Task prompt: Write out the listing in full, matching it word for word.

(Records about charts and figures)
====

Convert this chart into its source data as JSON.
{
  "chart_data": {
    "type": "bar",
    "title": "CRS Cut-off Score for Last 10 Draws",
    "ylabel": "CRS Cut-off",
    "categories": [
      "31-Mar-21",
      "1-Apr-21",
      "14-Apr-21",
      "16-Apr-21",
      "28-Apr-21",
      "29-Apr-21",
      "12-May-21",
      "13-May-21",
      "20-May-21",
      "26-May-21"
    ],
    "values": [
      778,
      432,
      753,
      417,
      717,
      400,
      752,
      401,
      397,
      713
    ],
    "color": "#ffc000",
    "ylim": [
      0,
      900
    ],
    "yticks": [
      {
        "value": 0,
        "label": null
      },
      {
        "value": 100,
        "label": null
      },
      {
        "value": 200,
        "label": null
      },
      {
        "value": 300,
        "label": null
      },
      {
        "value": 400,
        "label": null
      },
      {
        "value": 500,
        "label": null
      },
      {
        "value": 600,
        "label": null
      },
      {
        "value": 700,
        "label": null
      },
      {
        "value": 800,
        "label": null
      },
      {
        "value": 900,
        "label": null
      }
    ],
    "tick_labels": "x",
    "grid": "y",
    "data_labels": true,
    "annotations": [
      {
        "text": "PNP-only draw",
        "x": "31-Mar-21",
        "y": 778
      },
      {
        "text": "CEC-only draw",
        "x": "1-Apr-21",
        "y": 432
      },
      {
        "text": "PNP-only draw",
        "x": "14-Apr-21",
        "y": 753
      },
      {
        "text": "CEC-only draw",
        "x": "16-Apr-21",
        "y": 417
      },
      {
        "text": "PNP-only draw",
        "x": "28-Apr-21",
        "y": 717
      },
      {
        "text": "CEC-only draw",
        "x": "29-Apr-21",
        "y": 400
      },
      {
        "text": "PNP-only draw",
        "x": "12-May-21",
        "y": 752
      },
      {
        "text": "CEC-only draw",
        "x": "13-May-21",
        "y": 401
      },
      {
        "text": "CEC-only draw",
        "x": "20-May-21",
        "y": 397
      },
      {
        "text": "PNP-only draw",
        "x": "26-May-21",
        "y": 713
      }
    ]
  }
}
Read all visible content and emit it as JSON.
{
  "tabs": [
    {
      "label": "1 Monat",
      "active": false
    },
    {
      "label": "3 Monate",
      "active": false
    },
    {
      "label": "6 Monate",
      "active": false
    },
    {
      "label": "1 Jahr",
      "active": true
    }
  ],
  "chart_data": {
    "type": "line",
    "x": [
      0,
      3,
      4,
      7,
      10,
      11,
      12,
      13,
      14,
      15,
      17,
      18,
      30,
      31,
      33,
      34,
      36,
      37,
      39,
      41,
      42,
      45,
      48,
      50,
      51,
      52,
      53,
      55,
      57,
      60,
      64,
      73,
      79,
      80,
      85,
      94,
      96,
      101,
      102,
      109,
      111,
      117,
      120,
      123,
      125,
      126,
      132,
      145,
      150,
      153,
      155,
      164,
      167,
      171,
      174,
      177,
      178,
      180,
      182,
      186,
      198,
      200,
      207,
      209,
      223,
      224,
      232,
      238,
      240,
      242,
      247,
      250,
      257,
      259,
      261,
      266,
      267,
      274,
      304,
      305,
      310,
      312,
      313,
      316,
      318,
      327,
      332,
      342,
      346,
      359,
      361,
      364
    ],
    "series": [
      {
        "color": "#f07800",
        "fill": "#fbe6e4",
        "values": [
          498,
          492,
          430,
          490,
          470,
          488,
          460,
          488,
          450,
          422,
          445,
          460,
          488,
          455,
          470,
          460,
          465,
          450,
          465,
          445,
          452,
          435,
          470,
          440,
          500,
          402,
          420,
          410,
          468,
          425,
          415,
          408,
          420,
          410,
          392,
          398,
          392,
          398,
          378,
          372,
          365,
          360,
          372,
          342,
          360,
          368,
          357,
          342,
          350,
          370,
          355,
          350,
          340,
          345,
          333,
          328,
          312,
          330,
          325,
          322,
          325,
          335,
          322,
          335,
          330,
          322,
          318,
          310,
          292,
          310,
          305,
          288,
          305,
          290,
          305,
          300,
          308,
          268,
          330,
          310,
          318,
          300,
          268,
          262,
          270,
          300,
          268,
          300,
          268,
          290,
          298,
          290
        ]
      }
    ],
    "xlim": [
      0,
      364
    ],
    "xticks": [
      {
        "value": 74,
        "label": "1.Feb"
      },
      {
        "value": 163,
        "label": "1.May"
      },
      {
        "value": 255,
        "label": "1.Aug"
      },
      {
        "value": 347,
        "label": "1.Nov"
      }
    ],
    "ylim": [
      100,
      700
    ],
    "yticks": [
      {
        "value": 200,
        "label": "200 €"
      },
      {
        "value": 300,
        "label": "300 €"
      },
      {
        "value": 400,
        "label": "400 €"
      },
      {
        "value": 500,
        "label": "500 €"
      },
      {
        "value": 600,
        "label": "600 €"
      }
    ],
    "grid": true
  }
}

====

Problem solution:
Convert this chart into its source data as JSON.
{
  "chart_data": {
    "type": "bar",
    "title": "CRS Cut-off Score for Last 10 Draws",
    "ylabel": "CRS Cut-off",
    "categories": [
      "31-Mar-21",
      "1-Apr-21",
      "14-Apr-21",
      "16-Apr-21",
      "28-Apr-21",
      "29-Apr-21",
      "12-May-21",
      "13-May-21",
      "20-May-21",
      "26-May-21"
    ],
    "values": [
      778,
      432,
      753,
      417,
      717,
      400,
      752,
      401,
      397,
      713
    ],
    "color": "#ffc000",
    "ylim": [
      0,
      900
    ],
    "yticks": [
      {
        "value": 0,
        "label": null
      },
      {
        "value": 100,
        "label": null
      },
      {
        "value": 200,
        "label": null
      },
      {
        "value": 300,
        "label": null
      },
      {
        "value": 400,
        "label": null
      },
      {
        "value": 500,
        "label": null
      },
      {
        "value": 600,
        "label": null
      },
      {
        "value": 700,
        "label": null
      },
      {
        "value": 800,
        "label": null
      },
      {
        "value": 900,
        "label": null
      }
    ],
    "tick_labels": "x",
    "grid": "y",
    "data_labels": true,
    "annotations": [
      {
        "text": "PNP-only draw",
        "x": "31-Mar-21",
        "y": 778
      },
      {
        "text": "CEC-only draw",
        "x": "1-Apr-21",
        "y": 432
      },
      {
        "text": "PNP-only draw",
        "x": "14-Apr-21",
        "y": 753
      },
      {
        "text": "CEC-only draw",
        "x": "16-Apr-21",
        "y": 417
      },
      {
        "text": "PNP-only draw",
        "x": "28-Apr-21",
        "y": 717
      },
      {
        "text": "CEC-only draw",
        "x": "29-Apr-21",
        "y": 400
      },
      {
        "text": "PNP-only draw",
        "x": "12-May-21",
        "y": 752
      },
      {
        "text": "CEC-only draw",
        "x": "13-May-21",
        "y": 401
      },
      {
        "text": "CEC-only draw",
        "x": "20-May-21",
        "y": 397
      },
      {
        "text": "PNP-only draw",
        "x": "26-May-21",
        "y": 713
      }
    ]
  }
}
Read all visible content and emit it as JSON.
{
  "tabs": [
    {
      "label": "1 Monat",
      "active": false
    },
    {
      "label": "3 Monate",
      "active": false
    },
    {
      "label": "6 Monate",
      "active": false
    },
    {
      "label": "1 Jahr",
      "active": true
    }
  ],
  "chart_data": {
    "type": "line",
    "x": [
      0,
      3,
      4,
      7,
      10,
      11,
      12,
      13,
      14,
      15,
      17,
      18,
      30,
      31,
      33,
      34,
      36,
      37,
      39,
      41,
      42,
      45,
      48,
      50,
      51,
      52,
      53,
      55,
      57,
      60,
      64,
      73,
      79,
      80,
      85,
      94,
      96,
      101,
      102,
      109,
      111,
      117,
      120,
      123,
      125,
      126,
      132,
      145,
      150,
      153,
      155,
      164,
      167,
      171,
      174,
      177,
      178,
      180,
      182,
      186,
      198,
      200,
      207,
      209,
      223,
      224,
      232,
      238,
      240,
      242,
      247,
      250,
      257,
      259,
      261,
      266,
      267,
      274,
      304,
      305,
      310,
      312,
      313,
      316,
      318,
      327,
      332,
      342,
      346,
      359,
      361,
      364
    ],
    "series": [
      {
        "color": "#f07800",
        "fill": "#fbe6e4",
        "values": [
          498,
          492,
          430,
          490,
          470,
          488,
          460,
          488,
          450,
          422,
          445,
          460,
          488,
          455,
          470,
          460,
          465,
          450,
          465,
          445,
          452,
          435,
          470,
          440,
          500,
          402,
          420,
          410,
          468,
          425,
          415,
          408,
          420,
          410,
          392,
          398,
          392,
          398,
          378,
          372,
          365,
          360,
          372,
          342,
          360,
          368,
          357,
          342,
          350,
          370,
          355,
          350,
          340,
          345,
          333,
          328,
          312,
          330,
          325,
          322,
          325,
          335,
          322,
          335,
          330,
          322,
          318,
          310,
          292,
          310,
          305,
          288,
          305,
          290,
          305,
          300,
          308,
          268,
          330,
          310,
          318,
          300,
          268,
          262,
          270,
          300,
          268,
          300,
          268,
          290,
          298,
          290
        ]
      }
    ],
    "xlim": [
      0,
      364
    ],
    "xticks": [
      {
        "value": 74,
        "label": "1.Feb"
      },
      {
        "value": 163,
        "label": "1.May"
      },
      {
        "value": 255,
        "label": "1.Aug"
      },
      {
        "value": 347,
        "label": "1.Nov"
      }
    ],
    "ylim": [
      100,
      700
    ],
    "yticks": [
      {
        "value": 200,
        "label": "200 €"
      },
      {
        "value": 300,
        "label": "300 €"
      },
      {
        "value": 400,
        "label": "400 €"
      },
      {
        "value": 500,
        "label": "500 €"
      },
      {
        "value": 600,
        "label": "600 €"
      }
    ],
    "grid": true
  }
}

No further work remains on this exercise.